▶ [Given records]:

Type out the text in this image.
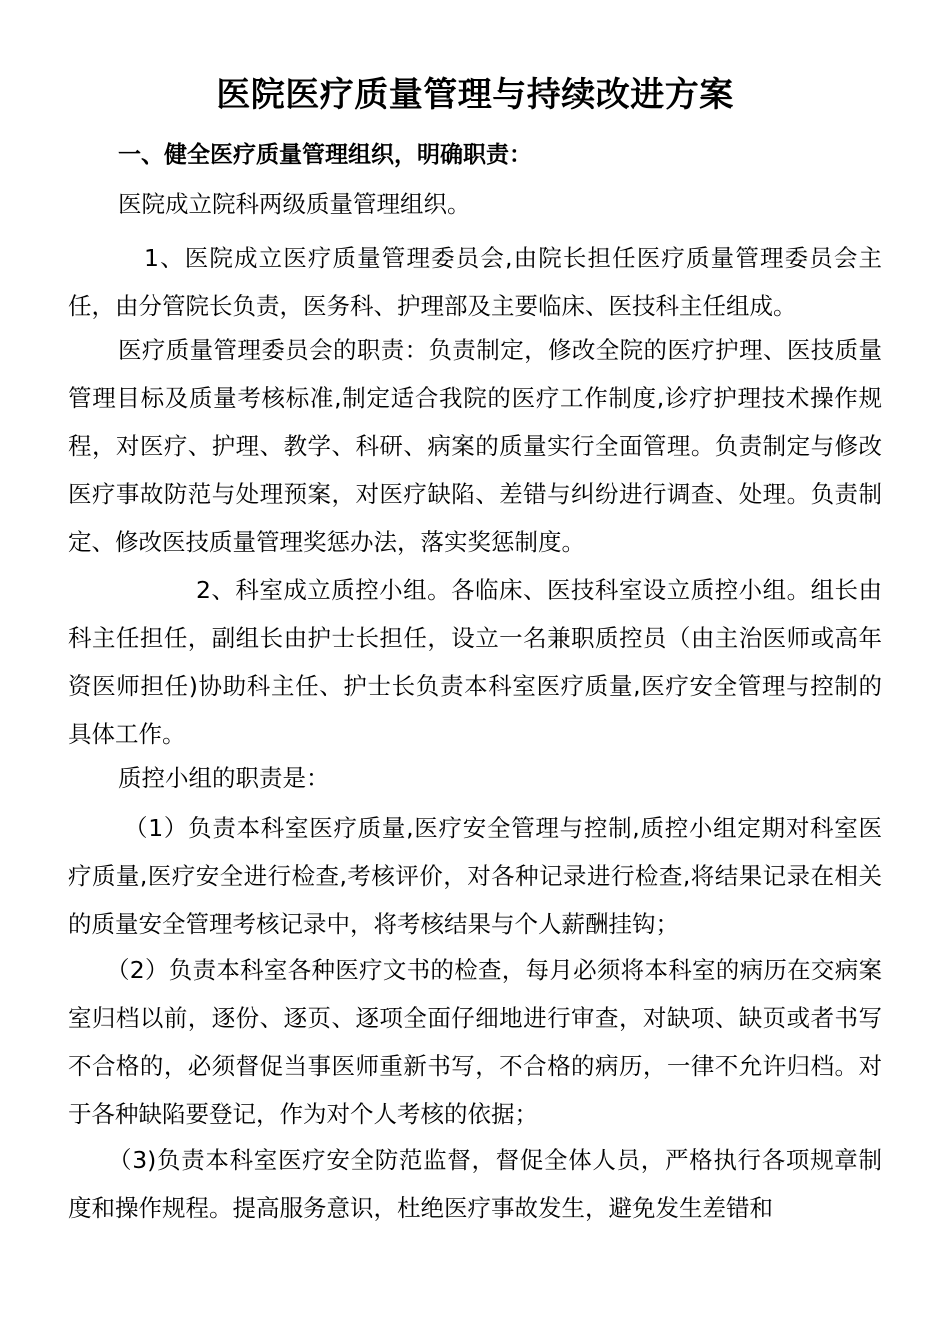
医院医疗质量管理与持续改进方案
一、健全医疗质量管理组织，明确职责：
医院成立院科两级质量管理组织。
1、医院成立医疗质量管理委员会,由院长担任医疗质量管理委员会主任，由分管院长负责，医务科、护理部及主要临床、医技科主任组成。
医疗质量管理委员会的职责：负责制定，修改全院的医疗护理、医技质量管理目标及质量考核标准,制定适合我院的医疗工作制度,诊疗护理技术操作规程，对医疗、护理、教学、科研、病案的质量实行全面管理。负责制定与修改医疗事故防范与处理预案，对医疗缺陷、差错与纠纷进行调查、处理。负责制定、修改医技质量管理奖惩办法，落实奖惩制度。
2、科室成立质控小组。各临床、医技科室设立质控小组。组长由科主任担任，副组长由护士长担任，设立一名兼职质控员（由主治医师或高年资医师担任)协助科主任、护士长负责本科室医疗质量,医疗安全管理与控制的具体工作。
质控小组的职责是：
（1）负责本科室医疗质量,医疗安全管理与控制,质控小组定期对科室医疗质量,医疗安全进行检查,考核评价，对各种记录进行检查,将结果记录在相关的质量安全管理考核记录中，将考核结果与个人薪酬挂钩；
（2）负责本科室各种医疗文书的检查，每月必须将本科室的病历在交病案室归档以前，逐份、逐页、逐项全面仔细地进行审查，对缺项、缺页或者书写不合格的，必须督促当事医师重新书写，不合格的病历，一律不允许归档。对于各种缺陷要登记，作为对个人考核的依据；
（3)负责本科室医疗安全防范监督，督促全体人员，严格执行各项规章制度和操作规程。提高服务意识，杜绝医疗事故发生，避免发生差错和
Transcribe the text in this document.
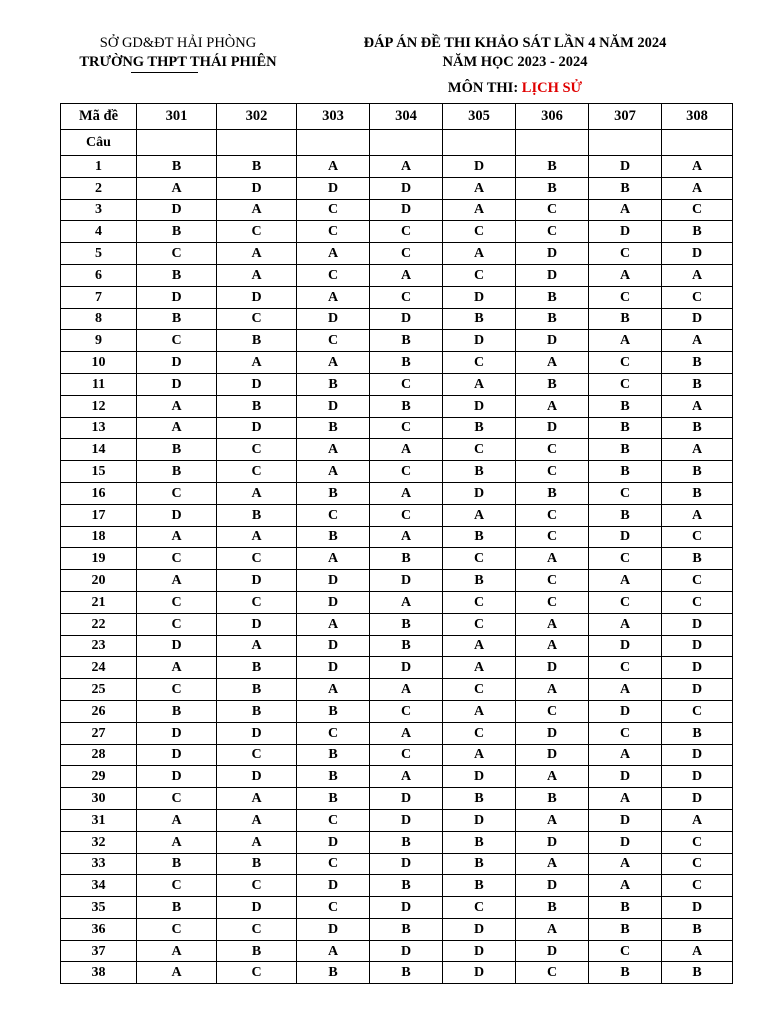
SỞ GD&ĐT HẢI PHÒNG
TRƯỜNG THPT THÁI PHIÊN
ĐÁP ÁN ĐỀ THI KHẢO SÁT LẦN 4 NĂM 2024
NĂM HỌC 2023 - 2024
MÔN THI: LỊCH SỬ
Mã đề	301	302	303	304	305	306	307	308
Câu								
1	B	B	A	A	D	B	D	A
2	A	D	D	D	A	B	B	A
3	D	A	C	D	A	C	A	C
4	B	C	C	C	C	C	D	B
5	C	A	A	C	A	D	C	D
6	B	A	C	A	C	D	A	A
7	D	D	A	C	D	B	C	C
8	B	C	D	D	B	B	B	D
9	C	B	C	B	D	D	A	A
10	D	A	A	B	C	A	C	B
11	D	D	B	C	A	B	C	B
12	A	B	D	B	D	A	B	A
13	A	D	B	C	B	D	B	B
14	B	C	A	A	C	C	B	A
15	B	C	A	C	B	C	B	B
16	C	A	B	A	D	B	C	B
17	D	B	C	C	A	C	B	A
18	A	A	B	A	B	C	D	C
19	C	C	A	B	C	A	C	B
20	A	D	D	D	B	C	A	C
21	C	C	D	A	C	C	C	C
22	C	D	A	B	C	A	A	D
23	D	A	D	B	A	A	D	D
24	A	B	D	D	A	D	C	D
25	C	B	A	A	C	A	A	D
26	B	B	B	C	A	C	D	C
27	D	D	C	A	C	D	C	B
28	D	C	B	C	A	D	A	D
29	D	D	B	A	D	A	D	D
30	C	A	B	D	B	B	A	D
31	A	A	C	D	D	A	D	A
32	A	A	D	B	B	D	D	C
33	B	B	C	D	B	A	A	C
34	C	C	D	B	B	D	A	C
35	B	D	C	D	C	B	B	D
36	C	C	D	B	D	A	B	B
37	A	B	A	D	D	D	C	A
38	A	C	B	B	D	C	B	B
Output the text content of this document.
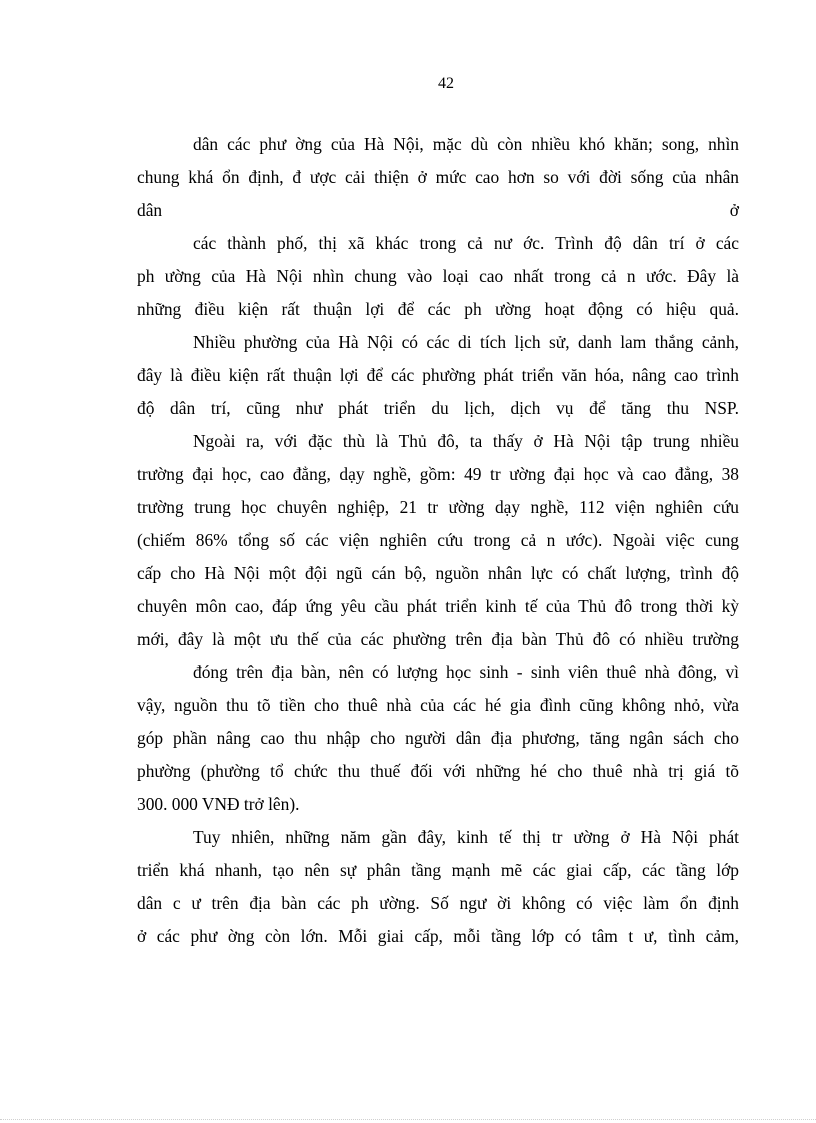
42
dân các phư ờng của Hà Nội, mặc dù còn nhiều khó khăn; song, nhìn
chung khá ổn định, đ ược cải thiện ở mức cao hơn so với đời sống của nhân
dân ở
các thành phố, thị xã khác trong cả nư ớc. Trình độ dân trí ở các
ph ường của Hà Nội nhìn chung vào loại cao nhất trong cả n ước. Đây là
những điều kiện rất thuận lợi để các ph ường hoạt động có hiệu quả.
Nhiều phường của Hà Nội có các di tích lịch sử, danh lam thắng cảnh,
đây là điều kiện rất thuận lợi để các phường phát triển văn hóa, nâng cao trình
độ dân trí, cũng như phát triển du lịch, dịch vụ để tăng thu NSP.
Ngoài ra, với đặc thù là Thủ đô, ta thấy ở Hà Nội tập trung nhiều
trường đại học, cao đẳng, dạy nghề, gồm: 49 tr ường đại học và cao đẳng, 38
trường trung học chuyên nghiệp, 21 tr ường dạy nghề, 112 viện nghiên cứu
(chiếm 86% tổng số các viện nghiên cứu trong cả n ước). Ngoài việc cung
cấp cho Hà Nội một đội ngũ cán bộ, nguồn nhân lực có chất lượng, trình độ
chuyên môn cao, đáp ứng yêu cầu phát triển kinh tế của Thủ đô trong thời kỳ
mới, đây là một ưu thế của các phường trên địa bàn Thủ đô có nhiều trường
đóng trên địa bàn, nên có lượng học sinh - sinh viên thuê nhà đông, vì
vậy, nguồn thu tõ tiền cho thuê nhà của các hé gia đình cũng không nhỏ, vừa
góp phần nâng cao thu nhập cho người dân địa phương, tăng ngân sách cho
phường (phường tổ chức thu thuế đối với những hé cho thuê nhà trị giá tõ
300. 000 VNĐ trở lên).
Tuy nhiên, những năm gần đây, kinh tế thị tr ường ở Hà Nội phát
triển khá nhanh, tạo nên sự phân tầng mạnh mẽ các giai cấp, các tầng lớp
dân c ư trên địa bàn các ph ường. Số ngư ời không có việc làm ổn định
ở các phư ờng còn lớn. Mỗi giai cấp, mỗi tầng lớp có tâm t ư, tình cảm,
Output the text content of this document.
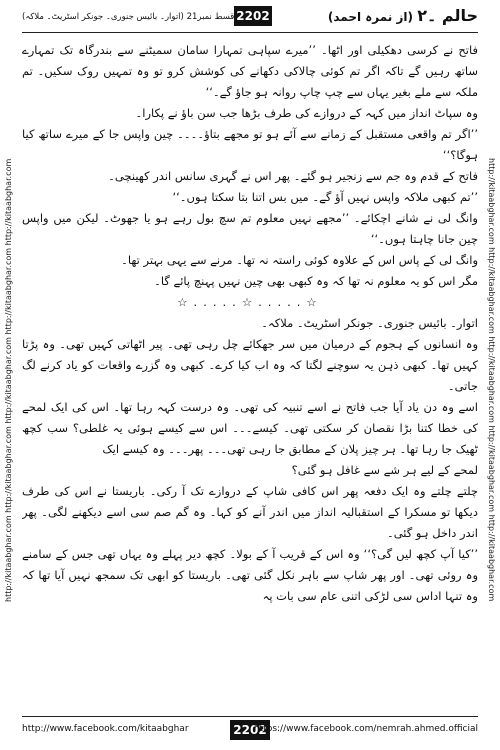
حالم ۔۲ (از نمرہ احمد)
2202
قسط نمبر21 (اتوار۔ بائیس جنوری۔ جونکر اسٹریٹ۔ ملاکہ)
http://kitaabghar.com http://kitaabghar.com http://kitaabghar.com http://kitaabghar.com http://kitaabghar.com	http://kitaabghar.com http://kitaabghar.com http://kitaabghar.com http://kitaabghar.com http://kitaabghar.com

فاتح نے کرسی دھکیلی اور اٹھا۔ ’’میرے سپاہی تمہارا سامان سمیٹنے سے بندرگاہ تک تمہارے ساتھ رہیں گے تاکہ اگر تم کوئی چالاکی دکھانے کی کوشش کرو تو وہ تمہیں روک سکیں۔ تم ملکہ سے ملے بغیر یہاں سے چپ چاپ روانہ ہو جاؤ گے۔‘‘

وہ سپاٹ انداز میں کہہ کے دروازے کی طرف بڑھا جب سن باؤ نے پکارا۔

’’اگر تم واقعی مستقبل کے زمانے سے آئے ہو تو مجھے بتاؤ۔۔۔۔ چین واپس جا کے میرے ساتھ کیا ہوگا؟‘‘

فاتح کے قدم وہ جم سے زنجیر ہو گئے۔ پھر اس نے گہری سانس اندر کھینچی۔

’’تم کبھی ملاکہ واپس نہیں آؤ گے۔ میں بس اتنا بتا سکتا ہوں۔‘‘

وانگ لی نے شانے اچکائے۔ ’’مجھے نہیں معلوم تم سچ بول رہے ہو یا جھوٹ۔ لیکن میں واپس چین جانا چاہتا ہوں۔‘‘

وانگ لی کے پاس اس کے علاوہ کوئی راستہ نہ تھا۔ مرنے سے یہی بہتر تھا۔

مگر اس کو یہ معلوم نہ تھا کہ وہ کبھی بھی چین نہیں پہنچ پائے گا۔

☆.....☆.....☆

اتوار۔ بائیس جنوری۔ جونکر اسٹریٹ۔ ملاکہ۔

وہ انسانوں کے ہجوم کے درمیان میں سر جھکائے چل رہی تھی۔ پیر اٹھاتی کہیں تھی۔ وہ پڑتا کہیں تھا۔ کبھی ذہن یہ سوچنے لگتا کہ وہ اب کیا کرے۔ کبھی وہ گزرے واقعات کو یاد کرنے لگ جاتی۔

اسے وہ دن یاد آیا جب فاتح نے اسے تنبیہ کی تھی۔ وہ درست کہہ رہا تھا۔ اس کی ایک لمحے کی خطا کتنا بڑا نقصان کر سکتی تھی۔ کیسے۔۔۔ اس سے کیسے ہوئی یہ غلطی؟ سب کچھ ٹھیک جا رہا تھا۔ ہر چیز پلان کے مطابق جا رہی تھی۔۔۔ پھر۔۔۔ وہ کیسے ایک

لمحے کے لیے ہر شے سے غافل ہو گئی؟

چلتے چلتے وہ ایک دفعہ پھر اس کافی شاپ کے دروازے تک آ رکی۔ باریستا نے اس کی طرف دیکھا تو مسکرا کے استقبالیہ انداز میں اندر آنے کو کہا۔ وہ گم صم سی اسے دیکھنے لگی۔ پھر اندر داخل ہو گئی۔

’’کیا آپ کچھ لیں گی؟‘‘ وہ اس کے قریب آ کے بولا۔ کچھ دیر پہلے وہ یہاں تھی جس کے سامنے وہ روئی تھی۔ اور پھر شاپ سے باہر نکل گئی تھی۔ باریستا کو ابھی تک سمجھ نہیں آیا تھا کہ وہ تنہا اداس سی لڑکی اتنی عام سی بات پہ

http://www.facebook.com/kitaabghar	2202
https://www.facebook.com/nemrah.ahmed.official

▶ [Given exercise]: Give every line of the material that includes the string "phát".

▶ [Response for this exercise]:
đây là điều kiện rất thuận lợi để các phường phát triển văn hóa, nâng cao trình
độ dân trí, cũng như phát triển du lịch, dịch vụ để tăng thu NSP.
chuyên môn cao, đáp ứng yêu cầu phát triển kinh tế của Thủ đô trong thời kỳ
Tuy nhiên, những năm gần đây, kinh tế thị tr ường ở Hà Nội phát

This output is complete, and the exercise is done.